**** Data to use

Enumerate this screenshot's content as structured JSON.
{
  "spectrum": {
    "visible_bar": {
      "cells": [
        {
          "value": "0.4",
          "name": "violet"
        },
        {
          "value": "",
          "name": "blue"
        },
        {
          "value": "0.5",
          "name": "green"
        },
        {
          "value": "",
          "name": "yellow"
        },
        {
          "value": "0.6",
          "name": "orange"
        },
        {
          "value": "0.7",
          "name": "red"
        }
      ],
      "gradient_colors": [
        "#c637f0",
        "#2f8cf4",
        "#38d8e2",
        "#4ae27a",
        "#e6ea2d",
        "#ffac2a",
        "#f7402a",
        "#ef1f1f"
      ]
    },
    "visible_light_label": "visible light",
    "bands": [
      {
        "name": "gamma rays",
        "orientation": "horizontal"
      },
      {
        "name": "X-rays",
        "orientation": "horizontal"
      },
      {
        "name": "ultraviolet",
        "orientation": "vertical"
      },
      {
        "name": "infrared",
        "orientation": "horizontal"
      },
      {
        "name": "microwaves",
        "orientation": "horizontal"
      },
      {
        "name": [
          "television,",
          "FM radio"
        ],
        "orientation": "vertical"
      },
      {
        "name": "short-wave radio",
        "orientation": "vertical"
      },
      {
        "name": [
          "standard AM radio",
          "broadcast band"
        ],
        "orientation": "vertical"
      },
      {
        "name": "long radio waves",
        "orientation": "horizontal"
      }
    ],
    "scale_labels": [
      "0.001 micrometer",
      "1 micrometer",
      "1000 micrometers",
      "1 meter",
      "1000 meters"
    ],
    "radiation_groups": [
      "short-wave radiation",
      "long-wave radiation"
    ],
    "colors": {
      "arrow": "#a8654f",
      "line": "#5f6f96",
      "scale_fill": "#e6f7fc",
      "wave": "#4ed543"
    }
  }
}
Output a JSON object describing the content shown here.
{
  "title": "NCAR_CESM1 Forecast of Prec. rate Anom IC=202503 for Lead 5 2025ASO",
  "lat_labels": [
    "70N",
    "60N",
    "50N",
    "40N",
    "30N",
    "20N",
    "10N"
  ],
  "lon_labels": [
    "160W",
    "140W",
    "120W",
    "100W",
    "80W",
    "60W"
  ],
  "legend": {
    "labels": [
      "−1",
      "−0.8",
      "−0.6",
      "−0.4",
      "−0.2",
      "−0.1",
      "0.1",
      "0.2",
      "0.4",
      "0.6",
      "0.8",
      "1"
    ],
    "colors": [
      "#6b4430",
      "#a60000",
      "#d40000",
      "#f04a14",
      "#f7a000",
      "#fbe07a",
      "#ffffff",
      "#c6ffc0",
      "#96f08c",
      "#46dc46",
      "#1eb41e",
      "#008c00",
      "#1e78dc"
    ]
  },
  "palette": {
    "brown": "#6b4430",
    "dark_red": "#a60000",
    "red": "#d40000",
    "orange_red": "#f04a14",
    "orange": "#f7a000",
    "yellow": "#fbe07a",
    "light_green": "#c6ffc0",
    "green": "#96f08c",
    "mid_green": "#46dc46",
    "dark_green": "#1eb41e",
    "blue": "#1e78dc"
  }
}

********

Copy each record from above exactly, and include every line.

Full output:
Enumerate this screenshot's content as structured JSON.
{
  "spectrum": {
    "visible_bar": {
      "cells": [
        {
          "value": "0.4",
          "name": "violet"
        },
        {
          "value": "",
          "name": "blue"
        },
        {
          "value": "0.5",
          "name": "green"
        },
        {
          "value": "",
          "name": "yellow"
        },
        {
          "value": "0.6",
          "name": "orange"
        },
        {
          "value": "0.7",
          "name": "red"
        }
      ],
      "gradient_colors": [
        "#c637f0",
        "#2f8cf4",
        "#38d8e2",
        "#4ae27a",
        "#e6ea2d",
        "#ffac2a",
        "#f7402a",
        "#ef1f1f"
      ]
    },
    "visible_light_label": "visible light",
    "bands": [
      {
        "name": "gamma rays",
        "orientation": "horizontal"
      },
      {
        "name": "X-rays",
        "orientation": "horizontal"
      },
      {
        "name": "ultraviolet",
        "orientation": "vertical"
      },
      {
        "name": "infrared",
        "orientation": "horizontal"
      },
      {
        "name": "microwaves",
        "orientation": "horizontal"
      },
      {
        "name": [
          "television,",
          "FM radio"
        ],
        "orientation": "vertical"
      },
      {
        "name": "short-wave radio",
        "orientation": "vertical"
      },
      {
        "name": [
          "standard AM radio",
          "broadcast band"
        ],
        "orientation": "vertical"
      },
      {
        "name": "long radio waves",
        "orientation": "horizontal"
      }
    ],
    "scale_labels": [
      "0.001 micrometer",
      "1 micrometer",
      "1000 micrometers",
      "1 meter",
      "1000 meters"
    ],
    "radiation_groups": [
      "short-wave radiation",
      "long-wave radiation"
    ],
    "colors": {
      "arrow": "#a8654f",
      "line": "#5f6f96",
      "scale_fill": "#e6f7fc",
      "wave": "#4ed543"
    }
  }
}
Output a JSON object describing the content shown here.
{
  "title": "NCAR_CESM1 Forecast of Prec. rate Anom IC=202503 for Lead 5 2025ASO",
  "lat_labels": [
    "70N",
    "60N",
    "50N",
    "40N",
    "30N",
    "20N",
    "10N"
  ],
  "lon_labels": [
    "160W",
    "140W",
    "120W",
    "100W",
    "80W",
    "60W"
  ],
  "legend": {
    "labels": [
      "−1",
      "−0.8",
      "−0.6",
      "−0.4",
      "−0.2",
      "−0.1",
      "0.1",
      "0.2",
      "0.4",
      "0.6",
      "0.8",
      "1"
    ],
    "colors": [
      "#6b4430",
      "#a60000",
      "#d40000",
      "#f04a14",
      "#f7a000",
      "#fbe07a",
      "#ffffff",
      "#c6ffc0",
      "#96f08c",
      "#46dc46",
      "#1eb41e",
      "#008c00",
      "#1e78dc"
    ]
  },
  "palette": {
    "brown": "#6b4430",
    "dark_red": "#a60000",
    "red": "#d40000",
    "orange_red": "#f04a14",
    "orange": "#f7a000",
    "yellow": "#fbe07a",
    "light_green": "#c6ffc0",
    "green": "#96f08c",
    "mid_green": "#46dc46",
    "dark_green": "#1eb41e",
    "blue": "#1e78dc"
  }
}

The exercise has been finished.